_Exercise brief_. Without the images, write out all of the following entries exactly.

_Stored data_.

====

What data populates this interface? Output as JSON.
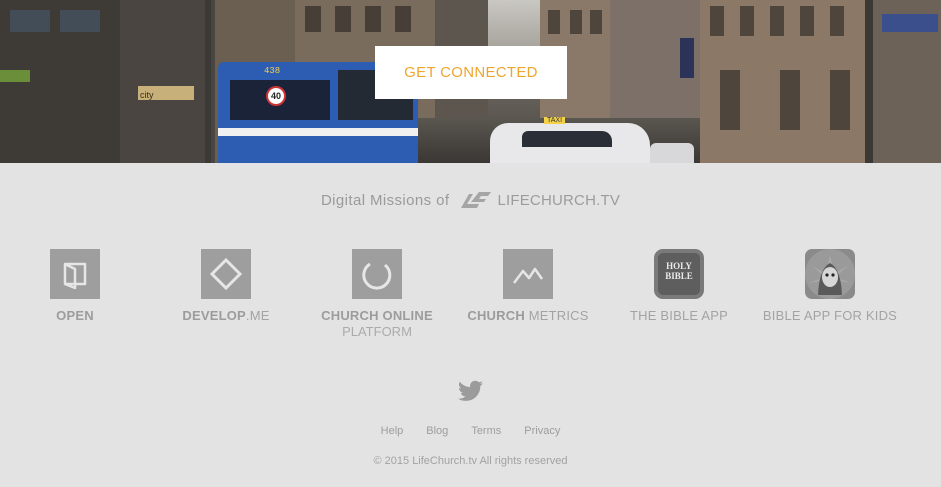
{
  "hero": {
    "cta_label": "GET CONNECTED",
    "bus_route": "438",
    "speed_sign": "40",
    "shop_sign": "city",
    "taxi_sign": "TAXI"
  },
  "missions": {
    "lead_text": "Digital Missions of",
    "brand_name": "LIFECHURCH.TV"
  },
  "apps": [
    {
      "id": "open",
      "bold": "OPEN",
      "light": "",
      "sub": "",
      "icon": "open-door-icon"
    },
    {
      "id": "develop",
      "bold": "DEVELOP",
      "light": ".ME",
      "sub": "",
      "icon": "diamond-icon"
    },
    {
      "id": "church-online",
      "bold": "CHURCH ONLINE",
      "light": "",
      "sub": "PLATFORM",
      "icon": "circle-icon"
    },
    {
      "id": "church-metrics",
      "bold": "CHURCH",
      "light": " METRICS",
      "sub": "",
      "icon": "line-graph-icon"
    },
    {
      "id": "bible-app",
      "bold": "",
      "light": "THE BIBLE APP",
      "sub": "",
      "icon": "holy-bible-icon",
      "icon_text": [
        "HOLY",
        "BIBLE"
      ]
    },
    {
      "id": "bible-app-kids",
      "bold": "",
      "light": "BIBLE APP FOR KIDS",
      "sub": "",
      "icon": "kids-character-icon"
    }
  ],
  "footer": {
    "links": [
      "Help",
      "Blog",
      "Terms",
      "Privacy"
    ],
    "copyright": "© 2015 LifeChurch.tv All rights reserved"
  },
  "colors": {
    "background": "#e3e3e3",
    "accent": "#f0a52c",
    "tile": "#9e9e9e",
    "text": "#9a9a9a"
  }
}
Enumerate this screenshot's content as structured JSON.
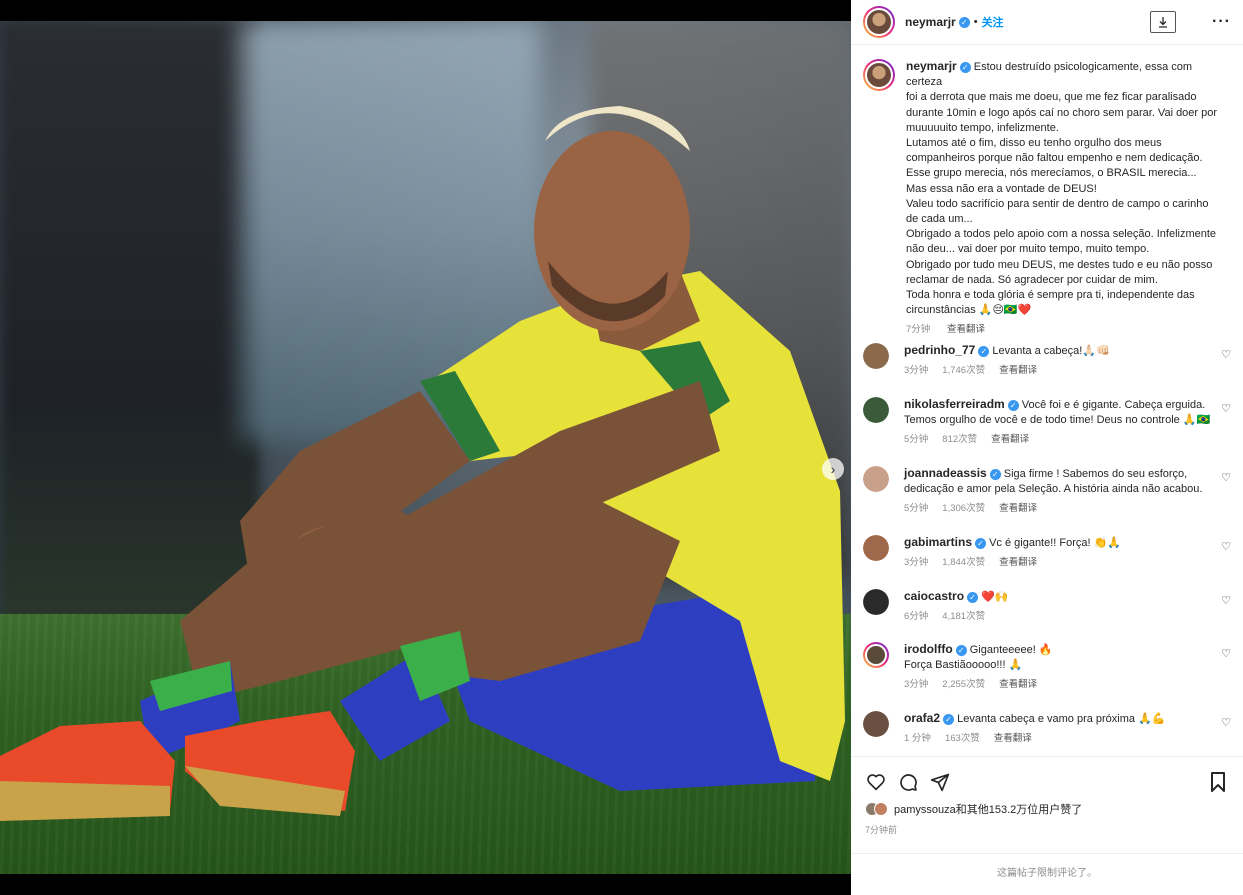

====

_Result_.
What data populates this interface? Output as JSON.
{
  "hero": {
    "cta_label": "GET CONNECTED",
    "bus_route": "438",
    "speed_sign": "40",
    "shop_sign": "city",
    "taxi_sign": "TAXI"
  },
  "missions": {
    "lead_text": "Digital Missions of",
    "brand_name": "LIFECHURCH.TV"
  },
  "apps": [
    {
      "id": "open",
      "bold": "OPEN",
      "light": "",
      "sub": "",
      "icon": "open-door-icon"
    },
    {
      "id": "develop",
      "bold": "DEVELOP",
      "light": ".ME",
      "sub": "",
      "icon": "diamond-icon"
    },
    {
      "id": "church-online",
      "bold": "CHURCH ONLINE",
      "light": "",
      "sub": "PLATFORM",
      "icon": "circle-icon"
    },
    {
      "id": "church-metrics",
      "bold": "CHURCH",
      "light": " METRICS",
      "sub": "",
      "icon": "line-graph-icon"
    },
    {
      "id": "bible-app",
      "bold": "",
      "light": "THE BIBLE APP",
      "sub": "",
      "icon": "holy-bible-icon",
      "icon_text": [
        "HOLY",
        "BIBLE"
      ]
    },
    {
      "id": "bible-app-kids",
      "bold": "",
      "light": "BIBLE APP FOR KIDS",
      "sub": "",
      "icon": "kids-character-icon"
    }
  ],
  "footer": {
    "links": [
      "Help",
      "Blog",
      "Terms",
      "Privacy"
    ],
    "copyright": "© 2015 LifeChurch.tv All rights reserved"
  },
  "colors": {
    "background": "#e3e3e3",
    "accent": "#f0a52c",
    "tile": "#9e9e9e",
    "text": "#9a9a9a"
  }
}
Enumerate this screenshot's content as structured JSON.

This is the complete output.